[Start of Dataset]
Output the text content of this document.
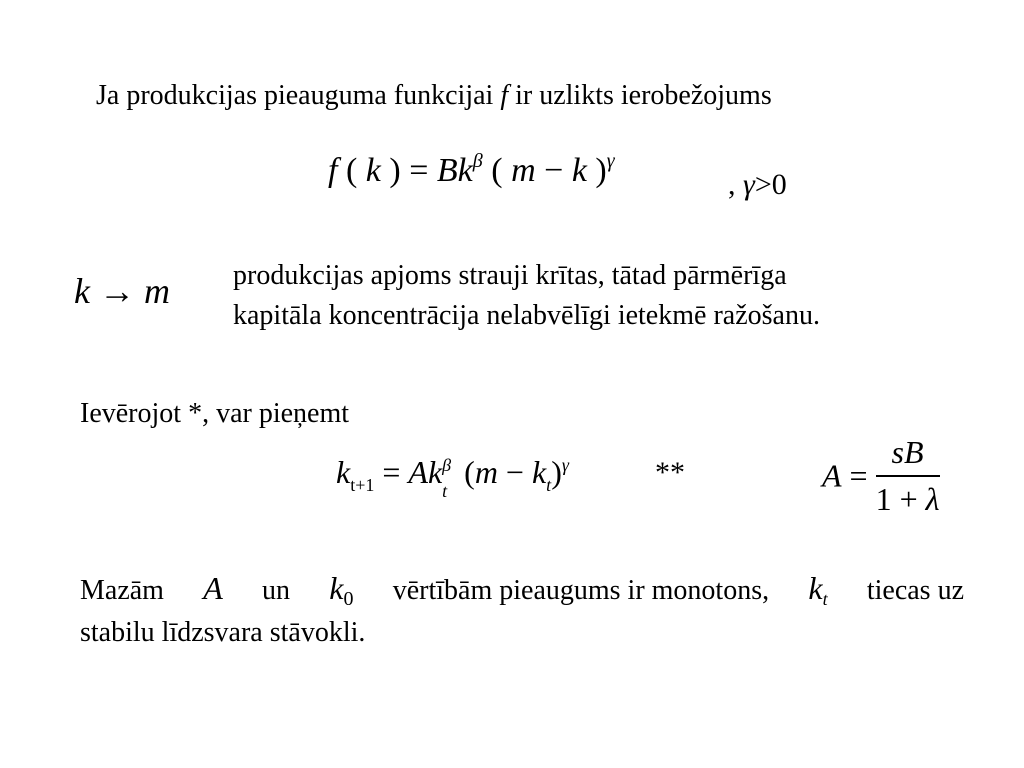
Ja produkcijas pieauguma funkcijai f ir uzlikts ierobežojums
f ( k ) = $Bk^\beta$ ( m − k )$^\gamma$
, γ>0
k → m produkcijas apjoms strauji krītas, tātad pārmērīga
kapitāla koncentrācija nelabvēlīgi ietekmē ražošanu.
Ievērojot *, var pieņemt
$k_{t+1} = Ak$ β
t
$(m - k_t)^\gamma$	**	$A = \frac{sB}{1 + \lambda}$
Mazām A un $k_0$ vērtībām pieaugums ir monotons, $k_t$ tiecas uz
stabilu līdzsvara stāvokli.
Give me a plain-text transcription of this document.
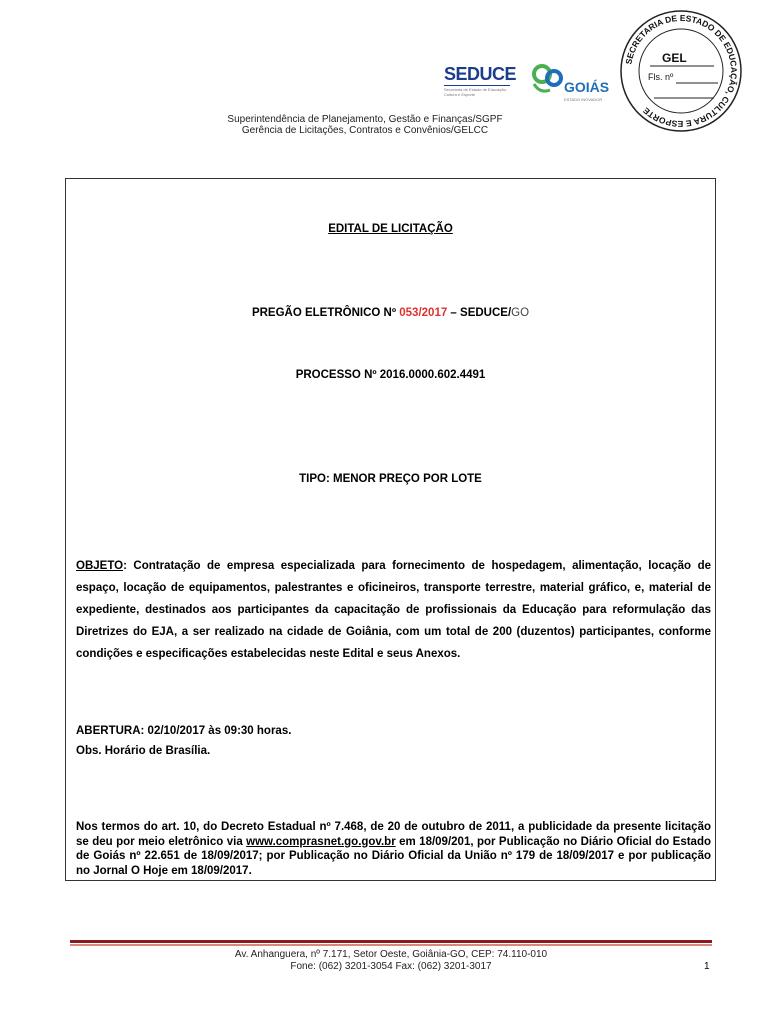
SEDUCE
Secretaria de Estado de Educação, Cultura e Esporte	GOIÁS
ESTADO INOVADOR
SECRETARIA DE ESTADO DE EDUCAÇÃO, CULTURA E ESPORTE
GEL
Fls. nº
Superintendência de Planejamento, Gestão e Finanças/SGPF
Gerência de Licitações, Contratos e Convênios/GELCC
EDITAL DE LICITAÇÃO
PREGÃO ELETRÔNICO Nº 053/2017 – SEDUCE/GO
PROCESSO Nº 2016.0000.602.4491
TIPO: MENOR PREÇO POR LOTE
OBJETO: Contratação de empresa especializada para fornecimento de hospedagem, alimentação, locação de espaço, locação de equipamentos, palestrantes e oficineiros, transporte terrestre, material gráfico, e, material de expediente, destinados aos participantes da capacitação de profissionais da Educação para reformulação das Diretrizes do EJA, a ser realizado na cidade de Goiânia, com um total de 200 (duzentos) participantes, conforme condições e especificações estabelecidas neste Edital e seus Anexos.
ABERTURA: 02/10/2017 às 09:30 horas.
Obs. Horário de Brasília.
Nos termos do art. 10, do Decreto Estadual nº 7.468, de 20 de outubro de 2011, a publicidade da presente licitação se deu por meio eletrônico via www.comprasnet.go.gov.br em 18/09/201, por Publicação no Diário Oficial do Estado de Goiás nº 22.651 de 18/09/2017; por Publicação no Diário Oficial da União nº 179 de 18/09/2017 e por publicação no Jornal O Hoje em 18/09/2017.
Av. Anhanguera, nº 7.171, Setor Oeste, Goiânia-GO, CEP: 74.110-010
Fone: (062) 3201-3054 Fax: (062) 3201-3017	1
[End of Dataset]
Written instruction: Select from the material above each line in which the string "SEDUCE" appears, and list those lines.

Reply to the task:
SEDUCE
PREGÃO ELETRÔNICO Nº 053/2017 – SEDUCE/GO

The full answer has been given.